* SET EXERCISE
Identify the lines that contain the word "Fibroblasts", then copy them.

— start —

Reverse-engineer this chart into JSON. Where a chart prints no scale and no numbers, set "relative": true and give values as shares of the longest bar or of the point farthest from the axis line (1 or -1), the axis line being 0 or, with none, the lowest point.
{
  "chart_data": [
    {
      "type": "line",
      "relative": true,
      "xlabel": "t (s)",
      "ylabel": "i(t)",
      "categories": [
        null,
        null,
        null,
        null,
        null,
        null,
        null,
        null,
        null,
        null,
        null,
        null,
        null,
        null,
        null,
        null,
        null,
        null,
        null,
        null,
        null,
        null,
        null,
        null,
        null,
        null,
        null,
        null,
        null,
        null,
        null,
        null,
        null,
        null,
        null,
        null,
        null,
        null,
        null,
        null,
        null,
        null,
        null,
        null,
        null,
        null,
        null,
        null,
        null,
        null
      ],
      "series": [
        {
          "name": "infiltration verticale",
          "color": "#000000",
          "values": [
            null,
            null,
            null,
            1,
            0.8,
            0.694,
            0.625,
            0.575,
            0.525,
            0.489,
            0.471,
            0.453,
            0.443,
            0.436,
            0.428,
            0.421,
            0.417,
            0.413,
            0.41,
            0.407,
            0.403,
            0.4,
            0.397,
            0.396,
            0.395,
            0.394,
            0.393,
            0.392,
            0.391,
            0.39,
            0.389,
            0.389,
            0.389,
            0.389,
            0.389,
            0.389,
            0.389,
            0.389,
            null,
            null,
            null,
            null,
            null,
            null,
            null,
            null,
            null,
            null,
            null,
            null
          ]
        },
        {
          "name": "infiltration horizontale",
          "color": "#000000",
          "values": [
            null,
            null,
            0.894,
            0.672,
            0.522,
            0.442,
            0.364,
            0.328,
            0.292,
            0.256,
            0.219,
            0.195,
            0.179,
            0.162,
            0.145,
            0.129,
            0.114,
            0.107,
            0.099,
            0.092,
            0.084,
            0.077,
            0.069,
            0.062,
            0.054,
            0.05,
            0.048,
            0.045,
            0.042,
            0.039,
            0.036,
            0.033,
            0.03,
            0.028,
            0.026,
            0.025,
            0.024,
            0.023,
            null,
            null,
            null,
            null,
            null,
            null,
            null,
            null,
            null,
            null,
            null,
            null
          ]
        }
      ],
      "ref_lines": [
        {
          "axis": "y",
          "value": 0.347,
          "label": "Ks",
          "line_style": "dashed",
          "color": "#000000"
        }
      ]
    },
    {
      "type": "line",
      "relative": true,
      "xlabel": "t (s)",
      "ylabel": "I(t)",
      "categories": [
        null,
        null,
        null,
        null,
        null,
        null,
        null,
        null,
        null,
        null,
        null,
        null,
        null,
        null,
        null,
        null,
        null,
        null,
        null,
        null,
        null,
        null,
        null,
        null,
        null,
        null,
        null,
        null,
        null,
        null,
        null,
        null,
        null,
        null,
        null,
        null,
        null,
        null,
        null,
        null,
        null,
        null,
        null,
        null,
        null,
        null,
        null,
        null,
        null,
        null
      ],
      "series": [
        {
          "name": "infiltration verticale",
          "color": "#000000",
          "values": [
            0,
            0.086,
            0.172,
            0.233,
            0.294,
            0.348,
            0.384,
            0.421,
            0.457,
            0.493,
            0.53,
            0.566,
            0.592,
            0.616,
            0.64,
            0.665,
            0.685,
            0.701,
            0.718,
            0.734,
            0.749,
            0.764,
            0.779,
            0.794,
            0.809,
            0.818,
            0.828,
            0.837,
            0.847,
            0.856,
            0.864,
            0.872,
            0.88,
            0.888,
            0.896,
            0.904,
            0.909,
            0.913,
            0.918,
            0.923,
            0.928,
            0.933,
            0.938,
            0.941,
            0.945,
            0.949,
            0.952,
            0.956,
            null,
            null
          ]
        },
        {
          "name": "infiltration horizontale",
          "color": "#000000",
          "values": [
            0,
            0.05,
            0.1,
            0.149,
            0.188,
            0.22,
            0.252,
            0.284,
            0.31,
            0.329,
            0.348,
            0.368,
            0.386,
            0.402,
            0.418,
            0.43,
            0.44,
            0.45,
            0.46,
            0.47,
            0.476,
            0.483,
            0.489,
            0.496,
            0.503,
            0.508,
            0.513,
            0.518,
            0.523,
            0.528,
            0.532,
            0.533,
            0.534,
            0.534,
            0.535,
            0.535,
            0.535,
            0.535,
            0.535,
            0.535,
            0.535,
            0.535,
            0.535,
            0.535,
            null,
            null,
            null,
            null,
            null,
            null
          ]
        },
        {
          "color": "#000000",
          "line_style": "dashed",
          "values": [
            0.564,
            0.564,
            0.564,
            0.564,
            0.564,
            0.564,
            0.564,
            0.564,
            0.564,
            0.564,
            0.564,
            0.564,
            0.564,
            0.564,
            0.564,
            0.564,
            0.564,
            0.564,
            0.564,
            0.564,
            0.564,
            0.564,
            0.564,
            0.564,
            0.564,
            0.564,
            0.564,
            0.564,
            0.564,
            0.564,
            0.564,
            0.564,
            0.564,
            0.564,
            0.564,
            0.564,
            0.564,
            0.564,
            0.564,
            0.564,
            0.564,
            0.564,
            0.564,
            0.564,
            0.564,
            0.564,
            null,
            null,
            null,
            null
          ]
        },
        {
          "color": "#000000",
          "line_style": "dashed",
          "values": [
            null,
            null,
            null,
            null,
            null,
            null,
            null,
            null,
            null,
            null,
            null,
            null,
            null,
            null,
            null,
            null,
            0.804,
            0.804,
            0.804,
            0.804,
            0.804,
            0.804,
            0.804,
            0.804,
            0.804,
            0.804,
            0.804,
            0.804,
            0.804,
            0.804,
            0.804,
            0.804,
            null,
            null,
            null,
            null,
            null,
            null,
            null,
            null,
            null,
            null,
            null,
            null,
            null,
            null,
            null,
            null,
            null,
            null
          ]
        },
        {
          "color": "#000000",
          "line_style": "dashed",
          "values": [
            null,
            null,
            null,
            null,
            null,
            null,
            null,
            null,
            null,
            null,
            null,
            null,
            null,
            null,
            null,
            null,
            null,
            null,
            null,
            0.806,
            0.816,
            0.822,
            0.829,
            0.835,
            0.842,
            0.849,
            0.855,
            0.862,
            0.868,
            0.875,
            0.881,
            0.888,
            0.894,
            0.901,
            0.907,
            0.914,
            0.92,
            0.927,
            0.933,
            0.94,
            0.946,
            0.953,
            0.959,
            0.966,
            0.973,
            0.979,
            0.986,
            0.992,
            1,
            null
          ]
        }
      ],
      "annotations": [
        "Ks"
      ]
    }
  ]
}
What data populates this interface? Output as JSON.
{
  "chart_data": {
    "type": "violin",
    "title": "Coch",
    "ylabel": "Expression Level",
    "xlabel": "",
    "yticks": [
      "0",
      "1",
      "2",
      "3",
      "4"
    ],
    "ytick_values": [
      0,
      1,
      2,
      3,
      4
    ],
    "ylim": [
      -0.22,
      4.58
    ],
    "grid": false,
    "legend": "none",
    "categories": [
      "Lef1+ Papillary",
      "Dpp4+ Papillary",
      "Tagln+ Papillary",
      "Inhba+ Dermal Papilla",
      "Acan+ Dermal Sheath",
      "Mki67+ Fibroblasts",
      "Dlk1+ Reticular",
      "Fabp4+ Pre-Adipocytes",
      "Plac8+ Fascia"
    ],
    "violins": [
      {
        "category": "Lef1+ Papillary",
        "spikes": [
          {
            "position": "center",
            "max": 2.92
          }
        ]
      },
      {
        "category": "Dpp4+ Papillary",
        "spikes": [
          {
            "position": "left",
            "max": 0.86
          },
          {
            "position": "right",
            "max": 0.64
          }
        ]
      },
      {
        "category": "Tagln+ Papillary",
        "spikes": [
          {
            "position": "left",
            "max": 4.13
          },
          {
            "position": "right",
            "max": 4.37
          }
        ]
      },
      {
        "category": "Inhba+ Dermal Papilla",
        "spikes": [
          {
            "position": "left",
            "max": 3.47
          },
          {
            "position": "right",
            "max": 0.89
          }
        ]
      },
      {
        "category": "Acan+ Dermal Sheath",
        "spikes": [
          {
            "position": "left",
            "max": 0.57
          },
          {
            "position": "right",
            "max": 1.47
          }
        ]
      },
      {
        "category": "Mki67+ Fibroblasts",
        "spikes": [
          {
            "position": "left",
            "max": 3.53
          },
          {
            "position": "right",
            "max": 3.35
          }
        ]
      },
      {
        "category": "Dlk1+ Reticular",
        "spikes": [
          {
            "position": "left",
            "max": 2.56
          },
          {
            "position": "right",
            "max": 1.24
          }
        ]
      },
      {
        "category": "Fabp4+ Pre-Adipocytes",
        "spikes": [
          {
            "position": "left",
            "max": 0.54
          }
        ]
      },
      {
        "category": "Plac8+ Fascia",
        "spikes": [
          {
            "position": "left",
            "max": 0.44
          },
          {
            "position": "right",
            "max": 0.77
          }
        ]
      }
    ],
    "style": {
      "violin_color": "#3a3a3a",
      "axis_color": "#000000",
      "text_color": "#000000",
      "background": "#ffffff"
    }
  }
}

— end —

* EXPECTED ANSWER
      "Mki67+ Fibroblasts",
        "category": "Mki67+ Fibroblasts",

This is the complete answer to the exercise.